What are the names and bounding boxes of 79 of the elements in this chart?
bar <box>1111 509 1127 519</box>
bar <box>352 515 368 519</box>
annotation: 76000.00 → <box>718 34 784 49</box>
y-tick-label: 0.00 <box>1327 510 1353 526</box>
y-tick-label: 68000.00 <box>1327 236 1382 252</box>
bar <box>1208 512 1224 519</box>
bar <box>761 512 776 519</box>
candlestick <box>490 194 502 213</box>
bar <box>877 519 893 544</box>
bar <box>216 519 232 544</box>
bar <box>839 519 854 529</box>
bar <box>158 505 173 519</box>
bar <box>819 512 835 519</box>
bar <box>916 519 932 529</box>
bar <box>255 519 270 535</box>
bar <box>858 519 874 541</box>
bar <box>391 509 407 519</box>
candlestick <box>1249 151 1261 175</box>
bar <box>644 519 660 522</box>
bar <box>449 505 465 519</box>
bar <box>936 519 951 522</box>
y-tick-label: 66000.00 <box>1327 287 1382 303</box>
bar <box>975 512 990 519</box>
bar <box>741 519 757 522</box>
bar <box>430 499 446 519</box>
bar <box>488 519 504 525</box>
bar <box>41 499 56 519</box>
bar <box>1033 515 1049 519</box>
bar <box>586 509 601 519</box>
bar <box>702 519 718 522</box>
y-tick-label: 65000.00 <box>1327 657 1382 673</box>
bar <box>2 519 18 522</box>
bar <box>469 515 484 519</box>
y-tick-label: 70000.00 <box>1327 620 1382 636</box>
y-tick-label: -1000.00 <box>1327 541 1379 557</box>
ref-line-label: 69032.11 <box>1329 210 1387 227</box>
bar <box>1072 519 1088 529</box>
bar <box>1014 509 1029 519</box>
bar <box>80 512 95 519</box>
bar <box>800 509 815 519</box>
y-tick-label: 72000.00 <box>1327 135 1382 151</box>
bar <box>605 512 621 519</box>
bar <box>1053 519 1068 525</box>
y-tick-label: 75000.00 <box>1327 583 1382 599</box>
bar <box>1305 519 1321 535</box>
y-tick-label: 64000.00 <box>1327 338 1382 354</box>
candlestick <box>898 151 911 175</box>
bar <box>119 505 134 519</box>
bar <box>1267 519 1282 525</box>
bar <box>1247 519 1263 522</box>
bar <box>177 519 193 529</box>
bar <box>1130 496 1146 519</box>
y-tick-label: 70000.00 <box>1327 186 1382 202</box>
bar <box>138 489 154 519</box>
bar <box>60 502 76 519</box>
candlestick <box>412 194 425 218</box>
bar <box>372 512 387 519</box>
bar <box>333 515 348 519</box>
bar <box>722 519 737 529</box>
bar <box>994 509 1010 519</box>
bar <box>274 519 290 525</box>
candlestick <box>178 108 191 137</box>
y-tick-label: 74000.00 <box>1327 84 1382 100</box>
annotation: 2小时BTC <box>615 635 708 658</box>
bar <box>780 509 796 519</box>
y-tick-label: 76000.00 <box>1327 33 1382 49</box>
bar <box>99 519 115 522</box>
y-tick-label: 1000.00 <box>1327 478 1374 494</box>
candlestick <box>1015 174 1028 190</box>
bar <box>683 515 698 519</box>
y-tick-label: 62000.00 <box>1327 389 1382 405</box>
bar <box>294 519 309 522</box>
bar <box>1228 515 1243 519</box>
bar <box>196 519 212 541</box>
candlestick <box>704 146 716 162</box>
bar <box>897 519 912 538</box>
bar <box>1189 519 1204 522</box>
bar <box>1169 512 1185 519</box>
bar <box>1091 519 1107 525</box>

========================================

▶ [What is asked]: Turn every line of the material above into a JSON list of strings, one string per line, leaving out blank lines.

▶ [Final answer]:
[
  "What are the names and bounding boxes of 79 of the elements in this chart?",
  "bar <box>1111 509 1127 519</box>",
  "bar <box>352 515 368 519</box>",
  "annotation: 76000.00 → <box>718 34 784 49</box>",
  "y-tick-label: 0.00 <box>1327 510 1353 526</box>",
  "y-tick-label: 68000.00 <box>1327 236 1382 252</box>",
  "bar <box>1208 512 1224 519</box>",
  "bar <box>761 512 776 519</box>",
  "candlestick <box>490 194 502 213</box>",
  "bar <box>877 519 893 544</box>",
  "bar <box>216 519 232 544</box>",
  "bar <box>839 519 854 529</box>",
  "bar <box>158 505 173 519</box>",
  "bar <box>819 512 835 519</box>",
  "bar <box>916 519 932 529</box>",
  "bar <box>255 519 270 535</box>",
  "bar <box>858 519 874 541</box>",
  "bar <box>391 509 407 519</box>",
  "candlestick <box>1249 151 1261 175</box>",
  "bar <box>644 519 660 522</box>",
  "bar <box>449 505 465 519</box>",
  "bar <box>936 519 951 522</box>",
  "y-tick-label: 66000.00 <box>1327 287 1382 303</box>",
  "bar <box>975 512 990 519</box>",
  "bar <box>741 519 757 522</box>",
  "bar <box>430 499 446 519</box>",
  "bar <box>488 519 504 525</box>",
  "bar <box>41 499 56 519</box>",
  "bar <box>1033 515 1049 519</box>",
  "bar <box>586 509 601 519</box>",
  "bar <box>702 519 718 522</box>",
  "y-tick-label: 65000.00 <box>1327 657 1382 673</box>",
  "bar <box>2 519 18 522</box>",
  "bar <box>469 515 484 519</box>",
  "y-tick-label: 70000.00 <box>1327 620 1382 636</box>",
  "y-tick-label: -1000.00 <box>1327 541 1379 557</box>",
  "ref-line-label: 69032.11 <box>1329 210 1387 227</box>",
  "bar <box>1072 519 1088 529</box>",
  "bar <box>1014 509 1029 519</box>",
  "bar <box>80 512 95 519</box>",
  "bar <box>800 509 815 519</box>",
  "y-tick-label: 72000.00 <box>1327 135 1382 151</box>",
  "bar <box>605 512 621 519</box>",
  "bar <box>1053 519 1068 525</box>",
  "y-tick-label: 75000.00 <box>1327 583 1382 599</box>",
  "bar <box>1305 519 1321 535</box>",
  "y-tick-label: 64000.00 <box>1327 338 1382 354</box>",
  "candlestick <box>898 151 911 175</box>",
  "bar <box>119 505 134 519</box>",
  "bar <box>1267 519 1282 525</box>",
  "bar <box>1247 519 1263 522</box>",
  "bar <box>177 519 193 529</box>",
  "bar <box>1130 496 1146 519</box>",
  "y-tick-label: 70000.00 <box>1327 186 1382 202</box>",
  "bar <box>138 489 154 519</box>",
  "bar <box>60 502 76 519</box>",
  "candlestick <box>412 194 425 218</box>",
  "bar <box>372 512 387 519</box>",
  "bar <box>333 515 348 519</box>",
  "bar <box>722 519 737 529</box>",
  "bar <box>994 509 1010 519</box>",
  "bar <box>274 519 290 525</box>",
  "candlestick <box>178 108 191 137</box>",
  "y-tick-label: 74000.00 <box>1327 84 1382 100</box>",
  "annotation: 2小时BTC <box>615 635 708 658</box>",
  "bar <box>780 509 796 519</box>",
  "y-tick-label: 76000.00 <box>1327 33 1382 49</box>",
  "bar <box>99 519 115 522</box>",
  "y-tick-label: 1000.00 <box>1327 478 1374 494</box>",
  "candlestick <box>1015 174 1028 190</box>",
  "bar <box>683 515 698 519</box>",
  "y-tick-label: 62000.00 <box>1327 389 1382 405</box>",
  "bar <box>294 519 309 522</box>",
  "bar <box>1228 515 1243 519</box>",
  "bar <box>196 519 212 541</box>",
  "candlestick <box>704 146 716 162</box>",
  "bar <box>897 519 912 538</box>",
  "bar <box>1189 519 1204 522</box>",
  "bar <box>1169 512 1185 519</box>",
  "bar <box>1091 519 1107 525</box>"
]